» **Data section**:
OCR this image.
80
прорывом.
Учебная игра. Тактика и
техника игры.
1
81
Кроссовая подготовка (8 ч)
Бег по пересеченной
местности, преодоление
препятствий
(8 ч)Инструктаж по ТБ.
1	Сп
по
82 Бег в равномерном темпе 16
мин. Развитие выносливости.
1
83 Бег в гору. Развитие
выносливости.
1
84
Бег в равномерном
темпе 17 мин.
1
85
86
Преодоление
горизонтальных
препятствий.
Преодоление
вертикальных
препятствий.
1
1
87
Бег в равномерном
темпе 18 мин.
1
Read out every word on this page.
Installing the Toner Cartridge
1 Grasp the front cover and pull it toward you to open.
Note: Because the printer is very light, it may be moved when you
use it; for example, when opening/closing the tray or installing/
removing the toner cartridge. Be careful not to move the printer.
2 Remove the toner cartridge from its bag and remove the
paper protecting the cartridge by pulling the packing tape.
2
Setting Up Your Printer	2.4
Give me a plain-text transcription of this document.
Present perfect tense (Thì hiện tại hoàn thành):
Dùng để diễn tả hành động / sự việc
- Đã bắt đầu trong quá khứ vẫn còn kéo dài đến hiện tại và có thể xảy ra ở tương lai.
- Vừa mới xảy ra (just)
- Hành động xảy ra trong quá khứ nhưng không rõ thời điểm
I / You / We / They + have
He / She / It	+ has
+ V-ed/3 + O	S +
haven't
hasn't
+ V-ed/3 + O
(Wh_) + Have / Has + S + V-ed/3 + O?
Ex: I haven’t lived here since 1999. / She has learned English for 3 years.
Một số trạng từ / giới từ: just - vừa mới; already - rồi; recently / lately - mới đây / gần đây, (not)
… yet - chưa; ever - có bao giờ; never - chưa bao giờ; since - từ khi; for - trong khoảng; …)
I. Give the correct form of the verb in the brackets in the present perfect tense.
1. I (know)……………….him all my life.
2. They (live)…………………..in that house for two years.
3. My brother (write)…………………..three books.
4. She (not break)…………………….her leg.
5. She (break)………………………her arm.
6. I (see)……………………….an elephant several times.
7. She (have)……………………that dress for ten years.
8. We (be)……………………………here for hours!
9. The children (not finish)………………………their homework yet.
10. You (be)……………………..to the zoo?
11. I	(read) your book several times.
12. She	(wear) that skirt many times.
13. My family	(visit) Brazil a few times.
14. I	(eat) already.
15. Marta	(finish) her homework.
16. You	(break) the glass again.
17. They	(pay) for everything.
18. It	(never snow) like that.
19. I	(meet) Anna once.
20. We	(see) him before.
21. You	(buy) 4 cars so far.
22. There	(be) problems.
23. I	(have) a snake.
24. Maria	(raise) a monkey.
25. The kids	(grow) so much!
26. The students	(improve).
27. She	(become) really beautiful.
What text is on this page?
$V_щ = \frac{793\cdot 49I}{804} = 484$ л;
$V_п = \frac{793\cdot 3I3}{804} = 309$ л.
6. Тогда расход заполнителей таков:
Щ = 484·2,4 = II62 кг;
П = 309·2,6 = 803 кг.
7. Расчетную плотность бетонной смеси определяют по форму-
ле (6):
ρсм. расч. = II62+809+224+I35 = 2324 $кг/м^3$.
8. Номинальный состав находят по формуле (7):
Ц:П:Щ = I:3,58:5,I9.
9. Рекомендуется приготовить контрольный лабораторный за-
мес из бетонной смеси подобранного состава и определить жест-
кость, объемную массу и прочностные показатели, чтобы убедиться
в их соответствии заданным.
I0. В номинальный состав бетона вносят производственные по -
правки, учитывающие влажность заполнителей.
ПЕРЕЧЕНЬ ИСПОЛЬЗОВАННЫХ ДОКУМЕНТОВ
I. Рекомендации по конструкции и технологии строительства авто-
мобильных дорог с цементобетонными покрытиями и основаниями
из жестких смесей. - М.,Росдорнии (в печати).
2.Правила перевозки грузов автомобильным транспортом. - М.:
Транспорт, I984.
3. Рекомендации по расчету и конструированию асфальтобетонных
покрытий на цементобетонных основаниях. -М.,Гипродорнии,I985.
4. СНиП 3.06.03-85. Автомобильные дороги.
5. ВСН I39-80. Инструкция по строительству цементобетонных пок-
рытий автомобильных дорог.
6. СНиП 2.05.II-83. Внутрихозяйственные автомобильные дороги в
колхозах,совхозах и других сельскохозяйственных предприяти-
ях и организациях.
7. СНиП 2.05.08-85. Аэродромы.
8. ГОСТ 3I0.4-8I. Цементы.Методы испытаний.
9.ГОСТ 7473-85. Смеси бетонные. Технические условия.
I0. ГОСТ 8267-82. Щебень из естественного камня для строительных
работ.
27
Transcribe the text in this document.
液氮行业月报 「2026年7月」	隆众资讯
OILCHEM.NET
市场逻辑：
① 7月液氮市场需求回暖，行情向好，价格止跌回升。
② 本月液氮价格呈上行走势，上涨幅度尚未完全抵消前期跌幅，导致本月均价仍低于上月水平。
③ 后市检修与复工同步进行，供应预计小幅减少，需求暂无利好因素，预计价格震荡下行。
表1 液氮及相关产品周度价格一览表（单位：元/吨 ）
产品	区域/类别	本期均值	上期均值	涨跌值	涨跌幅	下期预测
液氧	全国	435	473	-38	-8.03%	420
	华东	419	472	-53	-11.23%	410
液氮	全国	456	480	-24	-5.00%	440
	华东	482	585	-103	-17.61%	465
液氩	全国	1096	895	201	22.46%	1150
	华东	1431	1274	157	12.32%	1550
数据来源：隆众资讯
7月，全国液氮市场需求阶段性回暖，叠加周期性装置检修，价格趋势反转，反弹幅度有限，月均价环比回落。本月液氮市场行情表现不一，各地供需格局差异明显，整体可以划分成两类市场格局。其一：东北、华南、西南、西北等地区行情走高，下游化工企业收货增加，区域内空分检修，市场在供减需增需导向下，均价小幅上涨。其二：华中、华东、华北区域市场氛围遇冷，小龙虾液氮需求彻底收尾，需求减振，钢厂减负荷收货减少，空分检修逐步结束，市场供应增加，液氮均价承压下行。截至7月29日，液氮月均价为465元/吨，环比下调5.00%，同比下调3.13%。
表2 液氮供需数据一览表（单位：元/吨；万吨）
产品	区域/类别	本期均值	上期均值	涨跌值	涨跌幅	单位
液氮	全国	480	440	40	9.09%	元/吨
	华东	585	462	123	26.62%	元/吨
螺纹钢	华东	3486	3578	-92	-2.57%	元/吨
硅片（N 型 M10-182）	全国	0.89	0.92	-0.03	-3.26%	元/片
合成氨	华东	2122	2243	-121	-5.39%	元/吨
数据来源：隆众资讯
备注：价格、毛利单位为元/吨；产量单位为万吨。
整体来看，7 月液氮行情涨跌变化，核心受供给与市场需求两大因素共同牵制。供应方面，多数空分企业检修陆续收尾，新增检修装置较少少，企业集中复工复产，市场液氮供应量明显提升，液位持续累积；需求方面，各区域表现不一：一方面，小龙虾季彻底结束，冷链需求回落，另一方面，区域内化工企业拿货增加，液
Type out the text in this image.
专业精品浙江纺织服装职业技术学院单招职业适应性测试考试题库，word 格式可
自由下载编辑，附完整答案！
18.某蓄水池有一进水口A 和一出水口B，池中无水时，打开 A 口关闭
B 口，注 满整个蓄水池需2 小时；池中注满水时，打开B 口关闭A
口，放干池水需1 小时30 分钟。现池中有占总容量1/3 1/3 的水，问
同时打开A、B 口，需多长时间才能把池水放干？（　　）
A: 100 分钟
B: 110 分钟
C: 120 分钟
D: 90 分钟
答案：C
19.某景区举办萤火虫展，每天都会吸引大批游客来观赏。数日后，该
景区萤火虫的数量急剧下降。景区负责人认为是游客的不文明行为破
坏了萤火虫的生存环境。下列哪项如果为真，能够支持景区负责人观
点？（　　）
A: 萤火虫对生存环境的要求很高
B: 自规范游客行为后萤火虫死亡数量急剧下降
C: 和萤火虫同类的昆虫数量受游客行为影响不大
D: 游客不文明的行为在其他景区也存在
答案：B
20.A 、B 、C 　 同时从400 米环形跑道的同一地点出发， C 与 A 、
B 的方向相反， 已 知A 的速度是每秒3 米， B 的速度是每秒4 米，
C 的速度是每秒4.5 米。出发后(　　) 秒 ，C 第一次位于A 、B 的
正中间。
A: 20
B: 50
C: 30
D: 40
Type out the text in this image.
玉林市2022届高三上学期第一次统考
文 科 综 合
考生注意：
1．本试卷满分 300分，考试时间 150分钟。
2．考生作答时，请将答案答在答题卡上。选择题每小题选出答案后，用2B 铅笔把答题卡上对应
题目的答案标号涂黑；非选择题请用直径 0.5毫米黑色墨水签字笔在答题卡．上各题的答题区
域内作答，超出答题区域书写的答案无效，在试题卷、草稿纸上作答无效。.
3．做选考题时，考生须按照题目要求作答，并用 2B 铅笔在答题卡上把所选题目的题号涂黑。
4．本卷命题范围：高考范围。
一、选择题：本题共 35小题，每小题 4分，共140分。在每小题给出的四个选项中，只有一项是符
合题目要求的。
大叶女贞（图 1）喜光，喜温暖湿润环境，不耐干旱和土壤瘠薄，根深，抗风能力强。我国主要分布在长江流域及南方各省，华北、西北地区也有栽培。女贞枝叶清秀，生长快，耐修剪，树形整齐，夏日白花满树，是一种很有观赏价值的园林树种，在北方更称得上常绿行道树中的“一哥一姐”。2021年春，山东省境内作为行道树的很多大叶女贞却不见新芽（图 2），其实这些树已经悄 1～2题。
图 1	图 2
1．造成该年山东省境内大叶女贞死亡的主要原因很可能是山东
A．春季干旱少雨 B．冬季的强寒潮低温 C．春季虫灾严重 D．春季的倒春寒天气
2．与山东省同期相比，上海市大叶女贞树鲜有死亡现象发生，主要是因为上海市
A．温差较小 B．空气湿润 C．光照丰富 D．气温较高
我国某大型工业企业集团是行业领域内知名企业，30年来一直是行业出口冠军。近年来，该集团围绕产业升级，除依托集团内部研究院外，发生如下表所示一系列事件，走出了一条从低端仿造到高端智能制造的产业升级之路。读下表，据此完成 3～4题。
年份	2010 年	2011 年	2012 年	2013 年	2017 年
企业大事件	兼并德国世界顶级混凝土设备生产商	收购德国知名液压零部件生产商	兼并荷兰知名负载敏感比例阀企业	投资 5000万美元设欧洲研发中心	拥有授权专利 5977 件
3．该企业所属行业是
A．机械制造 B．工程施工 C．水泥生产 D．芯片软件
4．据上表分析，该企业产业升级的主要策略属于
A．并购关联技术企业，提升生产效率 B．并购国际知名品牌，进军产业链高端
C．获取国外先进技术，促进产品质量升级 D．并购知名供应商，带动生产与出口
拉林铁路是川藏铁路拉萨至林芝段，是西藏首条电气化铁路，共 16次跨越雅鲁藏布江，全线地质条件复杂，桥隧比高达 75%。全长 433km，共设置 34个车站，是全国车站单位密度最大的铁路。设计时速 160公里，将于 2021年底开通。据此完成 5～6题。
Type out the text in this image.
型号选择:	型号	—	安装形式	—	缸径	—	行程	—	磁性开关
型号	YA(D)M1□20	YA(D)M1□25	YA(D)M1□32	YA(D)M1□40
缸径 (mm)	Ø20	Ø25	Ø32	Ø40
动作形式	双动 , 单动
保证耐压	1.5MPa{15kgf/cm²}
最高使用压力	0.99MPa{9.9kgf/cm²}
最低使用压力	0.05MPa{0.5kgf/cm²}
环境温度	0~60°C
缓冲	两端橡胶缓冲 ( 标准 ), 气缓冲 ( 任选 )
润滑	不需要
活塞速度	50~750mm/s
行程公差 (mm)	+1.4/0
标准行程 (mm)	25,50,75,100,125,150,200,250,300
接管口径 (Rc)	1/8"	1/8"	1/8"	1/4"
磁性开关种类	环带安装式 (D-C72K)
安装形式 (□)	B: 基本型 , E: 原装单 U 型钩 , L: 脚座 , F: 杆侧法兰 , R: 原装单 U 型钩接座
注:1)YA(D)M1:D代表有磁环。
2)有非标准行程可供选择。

» **The request**:
Copy all lines from the material that include "this".

» **Correct response**:
OCR this image.
Read out every word on this page.
Give me a plain-text transcription of this document.
What text is on this page?
Transcribe the text in this document.
Type out the text in this image.
Type out the text in this image.
Type out the text in this image.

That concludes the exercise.